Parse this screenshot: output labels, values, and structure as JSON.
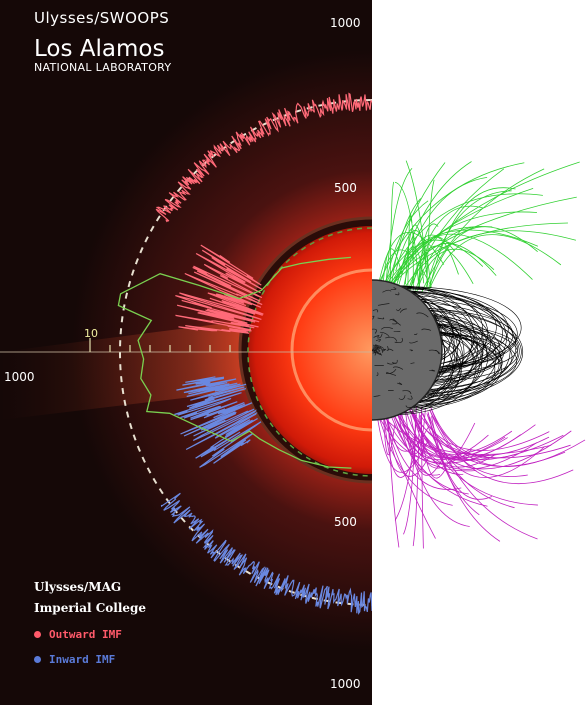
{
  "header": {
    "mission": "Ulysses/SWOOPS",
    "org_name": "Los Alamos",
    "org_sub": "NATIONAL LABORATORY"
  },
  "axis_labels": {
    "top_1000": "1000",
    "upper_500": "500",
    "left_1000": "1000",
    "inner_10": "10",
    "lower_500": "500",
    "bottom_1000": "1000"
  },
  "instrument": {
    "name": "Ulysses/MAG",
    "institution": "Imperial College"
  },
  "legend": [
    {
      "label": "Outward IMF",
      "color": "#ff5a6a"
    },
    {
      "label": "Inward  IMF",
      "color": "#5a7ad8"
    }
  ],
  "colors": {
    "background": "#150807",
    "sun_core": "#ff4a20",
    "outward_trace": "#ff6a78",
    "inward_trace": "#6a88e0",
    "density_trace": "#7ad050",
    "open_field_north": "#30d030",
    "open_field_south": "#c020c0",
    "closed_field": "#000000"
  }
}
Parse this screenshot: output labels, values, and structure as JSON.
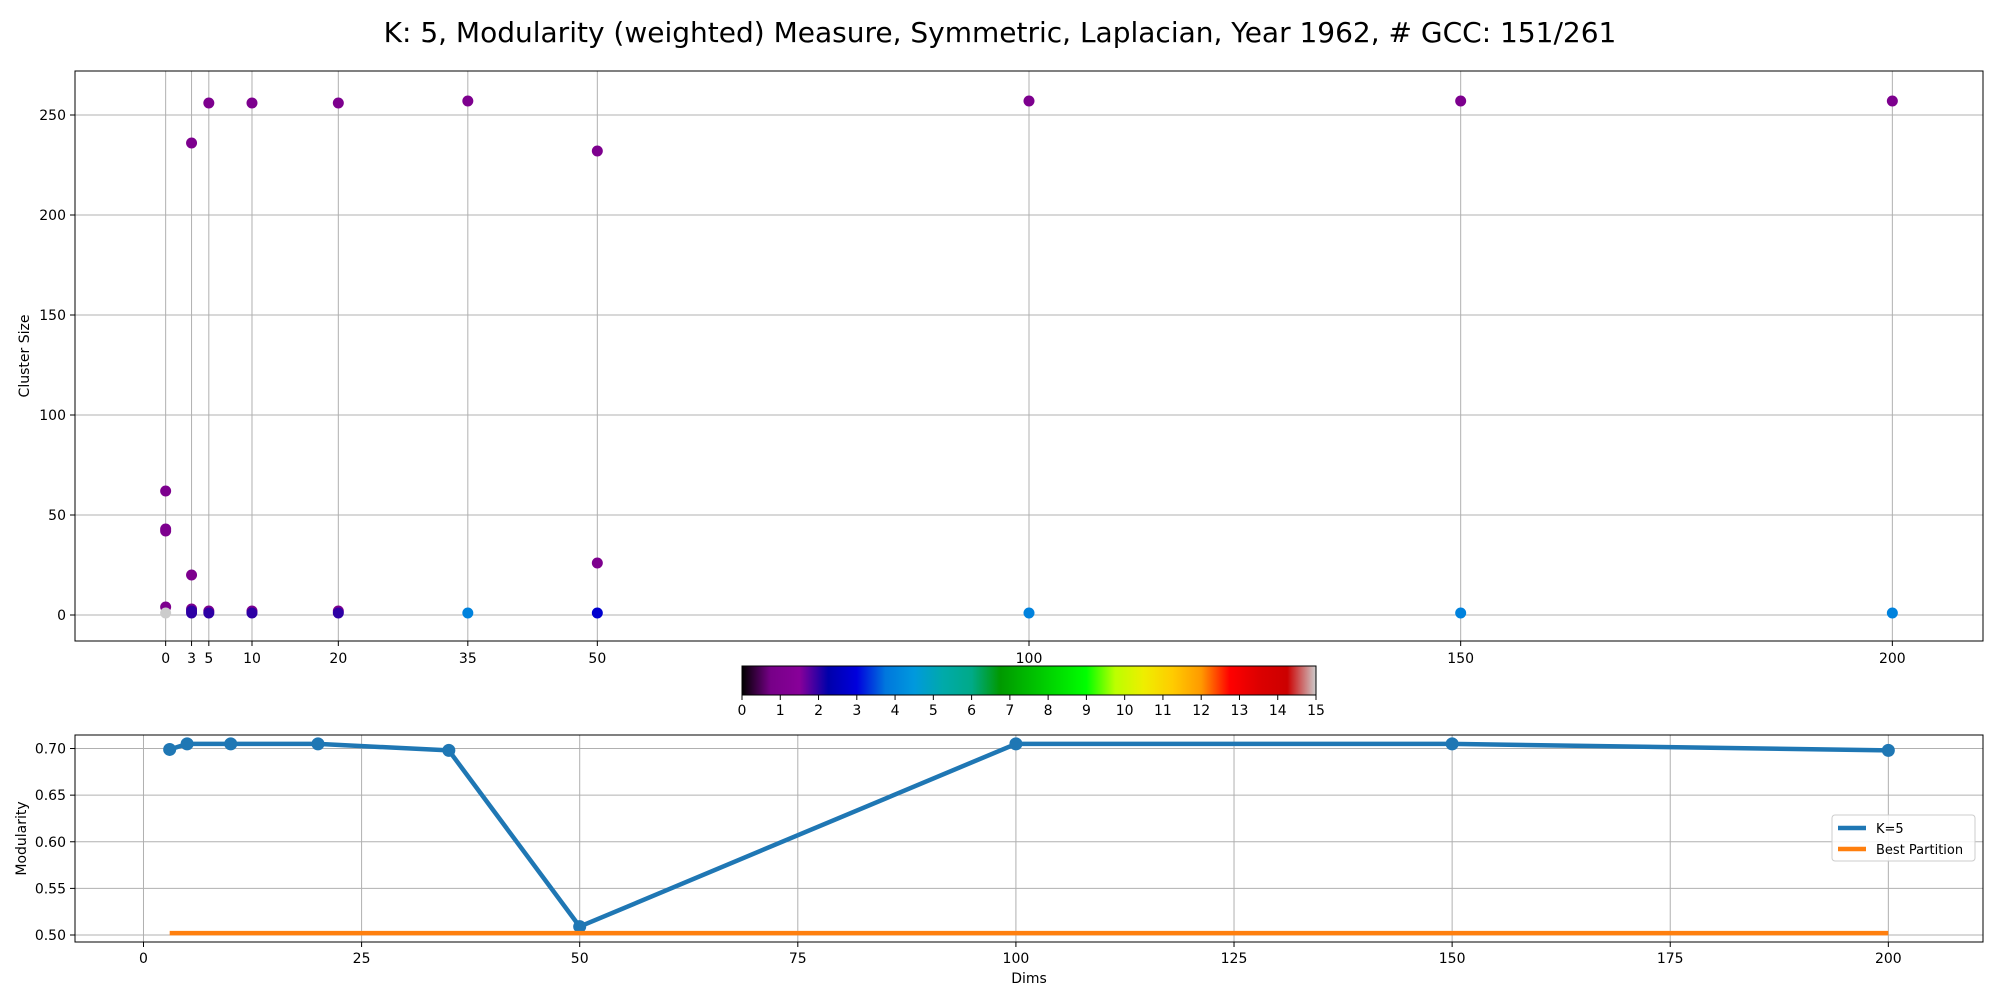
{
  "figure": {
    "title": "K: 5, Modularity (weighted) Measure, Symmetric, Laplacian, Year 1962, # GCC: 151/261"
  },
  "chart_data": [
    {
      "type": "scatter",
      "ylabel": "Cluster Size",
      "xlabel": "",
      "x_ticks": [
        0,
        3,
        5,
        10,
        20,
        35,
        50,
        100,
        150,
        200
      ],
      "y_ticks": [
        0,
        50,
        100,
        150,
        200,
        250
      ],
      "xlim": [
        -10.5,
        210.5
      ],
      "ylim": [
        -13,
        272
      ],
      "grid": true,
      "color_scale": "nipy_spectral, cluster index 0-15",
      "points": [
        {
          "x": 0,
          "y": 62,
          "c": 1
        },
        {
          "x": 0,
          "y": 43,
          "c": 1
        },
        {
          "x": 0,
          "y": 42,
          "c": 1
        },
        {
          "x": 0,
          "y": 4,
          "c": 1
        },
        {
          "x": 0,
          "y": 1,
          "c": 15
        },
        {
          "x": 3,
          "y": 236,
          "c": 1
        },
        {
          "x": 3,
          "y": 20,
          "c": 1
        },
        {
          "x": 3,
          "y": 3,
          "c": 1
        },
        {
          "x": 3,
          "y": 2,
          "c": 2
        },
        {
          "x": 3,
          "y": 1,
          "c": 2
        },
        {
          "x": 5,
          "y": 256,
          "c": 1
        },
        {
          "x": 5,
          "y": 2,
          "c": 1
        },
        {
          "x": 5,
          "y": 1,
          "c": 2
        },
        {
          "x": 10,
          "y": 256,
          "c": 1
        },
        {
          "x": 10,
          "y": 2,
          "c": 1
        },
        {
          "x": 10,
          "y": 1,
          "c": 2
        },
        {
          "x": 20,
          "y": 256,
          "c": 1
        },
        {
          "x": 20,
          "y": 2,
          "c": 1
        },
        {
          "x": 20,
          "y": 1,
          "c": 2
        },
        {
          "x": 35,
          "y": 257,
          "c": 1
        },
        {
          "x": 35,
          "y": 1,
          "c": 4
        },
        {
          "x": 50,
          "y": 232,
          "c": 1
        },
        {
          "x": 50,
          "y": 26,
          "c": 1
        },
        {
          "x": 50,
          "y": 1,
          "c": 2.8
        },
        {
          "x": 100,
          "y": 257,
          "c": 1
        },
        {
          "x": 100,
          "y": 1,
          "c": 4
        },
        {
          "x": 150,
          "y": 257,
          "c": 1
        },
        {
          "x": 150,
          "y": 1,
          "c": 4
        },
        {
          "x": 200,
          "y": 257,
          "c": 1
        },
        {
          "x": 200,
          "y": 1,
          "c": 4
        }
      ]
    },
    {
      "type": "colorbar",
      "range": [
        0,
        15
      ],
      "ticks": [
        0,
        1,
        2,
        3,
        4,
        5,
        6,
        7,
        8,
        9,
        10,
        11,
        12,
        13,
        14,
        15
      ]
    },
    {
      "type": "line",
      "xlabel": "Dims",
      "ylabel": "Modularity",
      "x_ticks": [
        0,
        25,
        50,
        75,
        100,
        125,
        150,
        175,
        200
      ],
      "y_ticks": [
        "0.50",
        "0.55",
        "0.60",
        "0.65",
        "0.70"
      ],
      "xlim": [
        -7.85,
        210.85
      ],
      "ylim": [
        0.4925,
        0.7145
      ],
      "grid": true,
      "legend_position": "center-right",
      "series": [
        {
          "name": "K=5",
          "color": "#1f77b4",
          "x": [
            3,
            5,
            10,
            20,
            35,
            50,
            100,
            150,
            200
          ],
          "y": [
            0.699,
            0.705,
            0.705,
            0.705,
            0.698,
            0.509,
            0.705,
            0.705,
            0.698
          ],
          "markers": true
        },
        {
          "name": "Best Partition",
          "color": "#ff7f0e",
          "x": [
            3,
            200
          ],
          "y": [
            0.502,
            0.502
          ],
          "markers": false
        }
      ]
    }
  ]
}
::::::::::
- _Work required_
Copy each line exactly, and leave the pictures out of your copy.

- _Task answer_
Parse this screenshot: output labels, values, and structure as JSON.
{
  "header": {
    "mission": "Ulysses/SWOOPS",
    "org_name": "Los Alamos",
    "org_sub": "NATIONAL LABORATORY"
  },
  "axis_labels": {
    "top_1000": "1000",
    "upper_500": "500",
    "left_1000": "1000",
    "inner_10": "10",
    "lower_500": "500",
    "bottom_1000": "1000"
  },
  "instrument": {
    "name": "Ulysses/MAG",
    "institution": "Imperial College"
  },
  "legend": [
    {
      "label": "Outward IMF",
      "color": "#ff5a6a"
    },
    {
      "label": "Inward  IMF",
      "color": "#5a7ad8"
    }
  ],
  "colors": {
    "background": "#150807",
    "sun_core": "#ff4a20",
    "outward_trace": "#ff6a78",
    "inward_trace": "#6a88e0",
    "density_trace": "#7ad050",
    "open_field_north": "#30d030",
    "open_field_south": "#c020c0",
    "closed_field": "#000000"
  }
}
Parse this screenshot: output labels, values, and structure as JSON.
{
  "figure": {
    "title": "K: 5, Modularity (weighted) Measure, Symmetric, Laplacian, Year 1962, # GCC: 151/261"
  },
  "chart_data": [
    {
      "type": "scatter",
      "ylabel": "Cluster Size",
      "xlabel": "",
      "x_ticks": [
        0,
        3,
        5,
        10,
        20,
        35,
        50,
        100,
        150,
        200
      ],
      "y_ticks": [
        0,
        50,
        100,
        150,
        200,
        250
      ],
      "xlim": [
        -10.5,
        210.5
      ],
      "ylim": [
        -13,
        272
      ],
      "grid": true,
      "color_scale": "nipy_spectral, cluster index 0-15",
      "points": [
        {
          "x": 0,
          "y": 62,
          "c": 1
        },
        {
          "x": 0,
          "y": 43,
          "c": 1
        },
        {
          "x": 0,
          "y": 42,
          "c": 1
        },
        {
          "x": 0,
          "y": 4,
          "c": 1
        },
        {
          "x": 0,
          "y": 1,
          "c": 15
        },
        {
          "x": 3,
          "y": 236,
          "c": 1
        },
        {
          "x": 3,
          "y": 20,
          "c": 1
        },
        {
          "x": 3,
          "y": 3,
          "c": 1
        },
        {
          "x": 3,
          "y": 2,
          "c": 2
        },
        {
          "x": 3,
          "y": 1,
          "c": 2
        },
        {
          "x": 5,
          "y": 256,
          "c": 1
        },
        {
          "x": 5,
          "y": 2,
          "c": 1
        },
        {
          "x": 5,
          "y": 1,
          "c": 2
        },
        {
          "x": 10,
          "y": 256,
          "c": 1
        },
        {
          "x": 10,
          "y": 2,
          "c": 1
        },
        {
          "x": 10,
          "y": 1,
          "c": 2
        },
        {
          "x": 20,
          "y": 256,
          "c": 1
        },
        {
          "x": 20,
          "y": 2,
          "c": 1
        },
        {
          "x": 20,
          "y": 1,
          "c": 2
        },
        {
          "x": 35,
          "y": 257,
          "c": 1
        },
        {
          "x": 35,
          "y": 1,
          "c": 4
        },
        {
          "x": 50,
          "y": 232,
          "c": 1
        },
        {
          "x": 50,
          "y": 26,
          "c": 1
        },
        {
          "x": 50,
          "y": 1,
          "c": 2.8
        },
        {
          "x": 100,
          "y": 257,
          "c": 1
        },
        {
          "x": 100,
          "y": 1,
          "c": 4
        },
        {
          "x": 150,
          "y": 257,
          "c": 1
        },
        {
          "x": 150,
          "y": 1,
          "c": 4
        },
        {
          "x": 200,
          "y": 257,
          "c": 1
        },
        {
          "x": 200,
          "y": 1,
          "c": 4
        }
      ]
    },
    {
      "type": "colorbar",
      "range": [
        0,
        15
      ],
      "ticks": [
        0,
        1,
        2,
        3,
        4,
        5,
        6,
        7,
        8,
        9,
        10,
        11,
        12,
        13,
        14,
        15
      ]
    },
    {
      "type": "line",
      "xlabel": "Dims",
      "ylabel": "Modularity",
      "x_ticks": [
        0,
        25,
        50,
        75,
        100,
        125,
        150,
        175,
        200
      ],
      "y_ticks": [
        "0.50",
        "0.55",
        "0.60",
        "0.65",
        "0.70"
      ],
      "xlim": [
        -7.85,
        210.85
      ],
      "ylim": [
        0.4925,
        0.7145
      ],
      "grid": true,
      "legend_position": "center-right",
      "series": [
        {
          "name": "K=5",
          "color": "#1f77b4",
          "x": [
            3,
            5,
            10,
            20,
            35,
            50,
            100,
            150,
            200
          ],
          "y": [
            0.699,
            0.705,
            0.705,
            0.705,
            0.698,
            0.509,
            0.705,
            0.705,
            0.698
          ],
          "markers": true
        },
        {
          "name": "Best Partition",
          "color": "#ff7f0e",
          "x": [
            3,
            200
          ],
          "y": [
            0.502,
            0.502
          ],
          "markers": false
        }
      ]
    }
  ]
}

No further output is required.